Exercise aim:
Report how many lines contain "астероида"; state the number and nothing else.

_ _ _ _

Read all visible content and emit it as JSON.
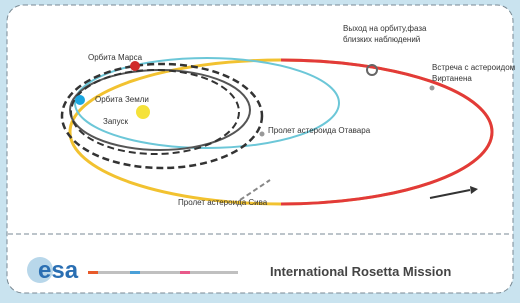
{
  "labels": {
    "mars_orbit": "Орбита Марса",
    "earth_orbit": "Орбита Земли",
    "launch": "Запуск",
    "otawara": "Пролет астероида Отавара",
    "siwa": "Пролет астероида Сива",
    "orbit_entry": [
      "Выход на орбиту,фаза",
      "близких наблюдений"
    ],
    "wirtanen": [
      "Встреча с астероидом",
      "Виртанена"
    ]
  },
  "footer": {
    "logo": "esa",
    "mission": "International Rosetta Mission"
  }
}
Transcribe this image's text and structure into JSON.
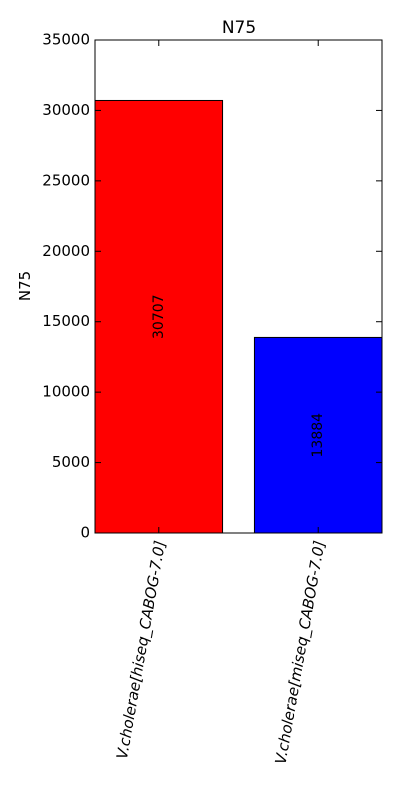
{
  "chart_data": {
    "type": "bar",
    "title": "N75",
    "ylabel": "N75",
    "xlabel": "",
    "categories": [
      "V.cholerae[hiseq_CABOG-7.0]",
      "V.cholerae[miseq_CABOG-7.0]"
    ],
    "values": [
      30707,
      13884
    ],
    "data_labels": [
      "30707",
      "13884"
    ],
    "colors": [
      "#ff0000",
      "#0000ff"
    ],
    "ylim": [
      0,
      35000
    ],
    "yticks": [
      0,
      5000,
      10000,
      15000,
      20000,
      25000,
      30000,
      35000
    ],
    "ytick_labels": [
      "0",
      "5000",
      "10000",
      "15000",
      "20000",
      "25000",
      "30000",
      "35000"
    ],
    "grid": false,
    "legend": "none"
  }
}
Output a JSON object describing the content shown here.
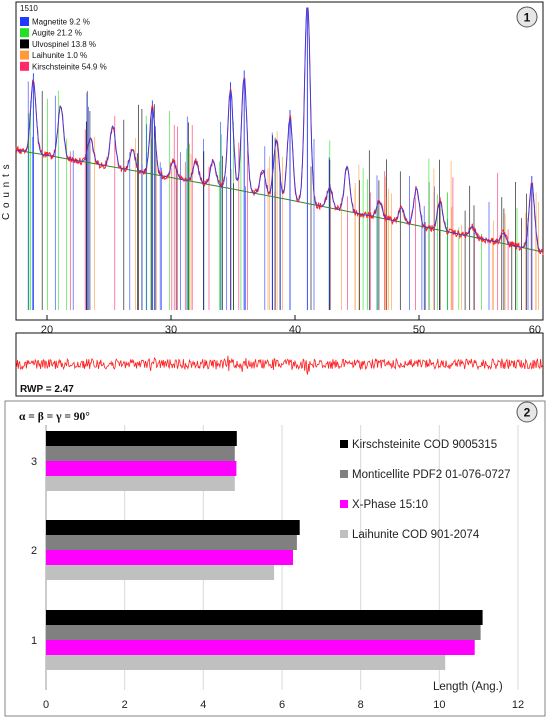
{
  "chart_data": [
    {
      "type": "line",
      "panel_badge": "1",
      "legend_header": "1510",
      "ylabel": "C o u n t s",
      "xlim": [
        17.5,
        60
      ],
      "x_ticks": [
        20,
        30,
        40,
        50,
        60
      ],
      "phases": [
        {
          "name": "Magnetite 9.2 %",
          "color": "#1f3bff"
        },
        {
          "name": "Augite 21.2 %",
          "color": "#22e022"
        },
        {
          "name": "Ulvospinel 13.8 %",
          "color": "#000000"
        },
        {
          "name": "Laihunite 1.0 %",
          "color": "#ff9a3c"
        },
        {
          "name": "Kirschsteinite 54.9 %",
          "color": "#ff2a6a"
        }
      ],
      "peaks": [
        {
          "x": 18.9,
          "h": 0.35
        },
        {
          "x": 21.1,
          "h": 0.25
        },
        {
          "x": 23.5,
          "h": 0.12
        },
        {
          "x": 25.3,
          "h": 0.2
        },
        {
          "x": 26.9,
          "h": 0.1
        },
        {
          "x": 28.5,
          "h": 0.32
        },
        {
          "x": 30.2,
          "h": 0.08
        },
        {
          "x": 32.0,
          "h": 0.1
        },
        {
          "x": 33.4,
          "h": 0.12
        },
        {
          "x": 34.8,
          "h": 0.48
        },
        {
          "x": 35.9,
          "h": 0.55
        },
        {
          "x": 37.4,
          "h": 0.12
        },
        {
          "x": 38.5,
          "h": 0.28
        },
        {
          "x": 39.6,
          "h": 0.4
        },
        {
          "x": 41.0,
          "h": 1.0
        },
        {
          "x": 42.8,
          "h": 0.1
        },
        {
          "x": 44.2,
          "h": 0.22
        },
        {
          "x": 46.8,
          "h": 0.08
        },
        {
          "x": 48.6,
          "h": 0.07
        },
        {
          "x": 49.8,
          "h": 0.18
        },
        {
          "x": 51.7,
          "h": 0.14
        },
        {
          "x": 54.3,
          "h": 0.05
        },
        {
          "x": 56.8,
          "h": 0.05
        },
        {
          "x": 59.1,
          "h": 0.32
        }
      ],
      "background_ratio": 0.45
    },
    {
      "type": "line",
      "label": "RWP = 2.47",
      "xlim": [
        17.5,
        60
      ]
    },
    {
      "type": "bar",
      "orientation": "horizontal",
      "panel_badge": "2",
      "annotation": "α = β = γ = 90°",
      "categories": [
        "1",
        "2",
        "3"
      ],
      "xlim": [
        0,
        12
      ],
      "x_ticks": [
        0,
        2,
        4,
        6,
        8,
        10,
        12
      ],
      "xlabel": "Length (Ang.)",
      "legend_position": "right",
      "series": [
        {
          "name": "Kirschsteinite COD 9005315",
          "color": "#000000",
          "values": [
            11.1,
            6.45,
            4.85
          ]
        },
        {
          "name": "Monticellite PDF2 01-076-0727",
          "color": "#808080",
          "values": [
            11.05,
            6.38,
            4.8
          ]
        },
        {
          "name": "X-Phase 15:10",
          "color": "#ff00ff",
          "values": [
            10.9,
            6.28,
            4.84
          ]
        },
        {
          "name": "Laihunite COD 901-2074",
          "color": "#c0c0c0",
          "values": [
            10.15,
            5.8,
            4.8
          ]
        }
      ]
    }
  ]
}
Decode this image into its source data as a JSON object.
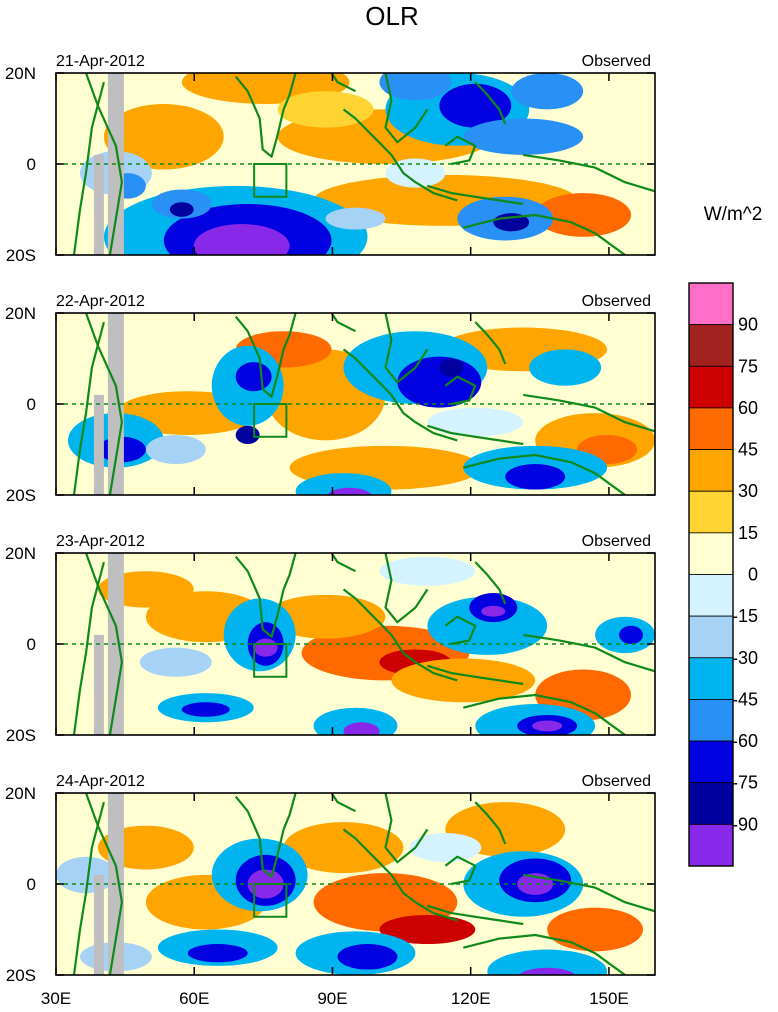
{
  "title": "OLR",
  "units": "W/m^2",
  "panels": [
    {
      "date": "21-Apr-2012",
      "label": "Observed"
    },
    {
      "date": "22-Apr-2012",
      "label": "Observed"
    },
    {
      "date": "23-Apr-2012",
      "label": "Observed"
    },
    {
      "date": "24-Apr-2012",
      "label": "Observed"
    }
  ],
  "y_ticks": [
    "20N",
    "0",
    "20S"
  ],
  "x_ticks": [
    "30E",
    "60E",
    "90E",
    "120E",
    "150E"
  ],
  "colorbar": {
    "colors": [
      "#ff6ec7",
      "#a2221f",
      "#cc0000",
      "#ff6a00",
      "#ffa500",
      "#ffd432",
      "#ffffd2",
      "#d4f2ff",
      "#a6d2f5",
      "#00b4ef",
      "#2990f5",
      "#0000e0",
      "#00009e",
      "#8829ea"
    ],
    "labels": [
      "90",
      "75",
      "60",
      "45",
      "30",
      "15",
      "0",
      "-15",
      "-30",
      "-45",
      "-60",
      "-75",
      "-90"
    ]
  },
  "coast_color": "#0f8a1a",
  "land_mask_color": "#bfbfbf"
}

_ _ _ _

Answer to this task:
2